_The exercise_
Each entry below is to be duplicated verbatim.

(A run of records)
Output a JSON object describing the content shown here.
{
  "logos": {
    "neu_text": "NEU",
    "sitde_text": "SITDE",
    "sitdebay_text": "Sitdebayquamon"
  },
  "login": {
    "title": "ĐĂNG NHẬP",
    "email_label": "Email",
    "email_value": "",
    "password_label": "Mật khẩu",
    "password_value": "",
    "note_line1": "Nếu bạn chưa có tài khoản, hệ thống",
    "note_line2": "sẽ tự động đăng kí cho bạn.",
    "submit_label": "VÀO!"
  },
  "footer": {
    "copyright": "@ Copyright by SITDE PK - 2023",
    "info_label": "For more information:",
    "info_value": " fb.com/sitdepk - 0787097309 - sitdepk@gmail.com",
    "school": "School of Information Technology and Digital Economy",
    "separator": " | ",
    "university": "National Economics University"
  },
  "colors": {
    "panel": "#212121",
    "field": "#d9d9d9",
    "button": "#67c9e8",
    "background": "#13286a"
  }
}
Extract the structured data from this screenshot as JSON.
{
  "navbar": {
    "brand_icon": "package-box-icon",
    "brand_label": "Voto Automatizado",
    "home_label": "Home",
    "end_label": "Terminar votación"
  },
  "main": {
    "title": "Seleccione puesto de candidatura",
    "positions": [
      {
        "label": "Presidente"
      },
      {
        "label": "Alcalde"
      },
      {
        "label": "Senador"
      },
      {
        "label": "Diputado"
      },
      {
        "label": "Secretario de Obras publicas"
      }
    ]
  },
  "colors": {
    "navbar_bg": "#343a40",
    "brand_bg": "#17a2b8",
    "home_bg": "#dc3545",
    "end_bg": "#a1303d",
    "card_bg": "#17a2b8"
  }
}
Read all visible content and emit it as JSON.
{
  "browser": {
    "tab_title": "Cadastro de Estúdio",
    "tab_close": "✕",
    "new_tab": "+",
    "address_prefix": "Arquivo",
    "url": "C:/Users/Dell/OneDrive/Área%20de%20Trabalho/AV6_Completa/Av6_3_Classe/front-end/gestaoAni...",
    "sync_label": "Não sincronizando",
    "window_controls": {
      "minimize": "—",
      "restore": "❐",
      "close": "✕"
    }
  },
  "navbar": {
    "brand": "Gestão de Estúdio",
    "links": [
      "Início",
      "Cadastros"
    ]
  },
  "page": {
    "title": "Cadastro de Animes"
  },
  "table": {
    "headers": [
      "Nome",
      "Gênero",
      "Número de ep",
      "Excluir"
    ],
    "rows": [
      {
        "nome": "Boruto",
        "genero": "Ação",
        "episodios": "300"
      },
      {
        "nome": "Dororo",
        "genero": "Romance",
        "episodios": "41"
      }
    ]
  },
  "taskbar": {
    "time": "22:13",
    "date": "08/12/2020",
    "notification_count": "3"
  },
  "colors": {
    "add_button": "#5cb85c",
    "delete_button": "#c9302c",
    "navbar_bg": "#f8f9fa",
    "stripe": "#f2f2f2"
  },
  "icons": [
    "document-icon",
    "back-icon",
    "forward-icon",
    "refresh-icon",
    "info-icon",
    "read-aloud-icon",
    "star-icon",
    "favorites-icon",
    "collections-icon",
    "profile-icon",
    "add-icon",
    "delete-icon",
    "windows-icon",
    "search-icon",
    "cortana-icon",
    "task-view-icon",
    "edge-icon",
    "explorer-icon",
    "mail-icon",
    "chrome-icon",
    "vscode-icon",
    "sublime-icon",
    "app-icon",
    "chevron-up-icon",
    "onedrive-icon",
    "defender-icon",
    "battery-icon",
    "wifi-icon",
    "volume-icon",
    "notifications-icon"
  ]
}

_Task result_
Output a JSON object describing the content shown here.
{
  "logos": {
    "neu_text": "NEU",
    "sitde_text": "SITDE",
    "sitdebay_text": "Sitdebayquamon"
  },
  "login": {
    "title": "ĐĂNG NHẬP",
    "email_label": "Email",
    "email_value": "",
    "password_label": "Mật khẩu",
    "password_value": "",
    "note_line1": "Nếu bạn chưa có tài khoản, hệ thống",
    "note_line2": "sẽ tự động đăng kí cho bạn.",
    "submit_label": "VÀO!"
  },
  "footer": {
    "copyright": "@ Copyright by SITDE PK - 2023",
    "info_label": "For more information:",
    "info_value": " fb.com/sitdepk - 0787097309 - sitdepk@gmail.com",
    "school": "School of Information Technology and Digital Economy",
    "separator": " | ",
    "university": "National Economics University"
  },
  "colors": {
    "panel": "#212121",
    "field": "#d9d9d9",
    "button": "#67c9e8",
    "background": "#13286a"
  }
}
Extract the structured data from this screenshot as JSON.
{
  "navbar": {
    "brand_icon": "package-box-icon",
    "brand_label": "Voto Automatizado",
    "home_label": "Home",
    "end_label": "Terminar votación"
  },
  "main": {
    "title": "Seleccione puesto de candidatura",
    "positions": [
      {
        "label": "Presidente"
      },
      {
        "label": "Alcalde"
      },
      {
        "label": "Senador"
      },
      {
        "label": "Diputado"
      },
      {
        "label": "Secretario de Obras publicas"
      }
    ]
  },
  "colors": {
    "navbar_bg": "#343a40",
    "brand_bg": "#17a2b8",
    "home_bg": "#dc3545",
    "end_bg": "#a1303d",
    "card_bg": "#17a2b8"
  }
}
Read all visible content and emit it as JSON.
{
  "browser": {
    "tab_title": "Cadastro de Estúdio",
    "tab_close": "✕",
    "new_tab": "+",
    "address_prefix": "Arquivo",
    "url": "C:/Users/Dell/OneDrive/Área%20de%20Trabalho/AV6_Completa/Av6_3_Classe/front-end/gestaoAni...",
    "sync_label": "Não sincronizando",
    "window_controls": {
      "minimize": "—",
      "restore": "❐",
      "close": "✕"
    }
  },
  "navbar": {
    "brand": "Gestão de Estúdio",
    "links": [
      "Início",
      "Cadastros"
    ]
  },
  "page": {
    "title": "Cadastro de Animes"
  },
  "table": {
    "headers": [
      "Nome",
      "Gênero",
      "Número de ep",
      "Excluir"
    ],
    "rows": [
      {
        "nome": "Boruto",
        "genero": "Ação",
        "episodios": "300"
      },
      {
        "nome": "Dororo",
        "genero": "Romance",
        "episodios": "41"
      }
    ]
  },
  "taskbar": {
    "time": "22:13",
    "date": "08/12/2020",
    "notification_count": "3"
  },
  "colors": {
    "add_button": "#5cb85c",
    "delete_button": "#c9302c",
    "navbar_bg": "#f8f9fa",
    "stripe": "#f2f2f2"
  },
  "icons": [
    "document-icon",
    "back-icon",
    "forward-icon",
    "refresh-icon",
    "info-icon",
    "read-aloud-icon",
    "star-icon",
    "favorites-icon",
    "collections-icon",
    "profile-icon",
    "add-icon",
    "delete-icon",
    "windows-icon",
    "search-icon",
    "cortana-icon",
    "task-view-icon",
    "edge-icon",
    "explorer-icon",
    "mail-icon",
    "chrome-icon",
    "vscode-icon",
    "sublime-icon",
    "app-icon",
    "chevron-up-icon",
    "onedrive-icon",
    "defender-icon",
    "battery-icon",
    "wifi-icon",
    "volume-icon",
    "notifications-icon"
  ]
}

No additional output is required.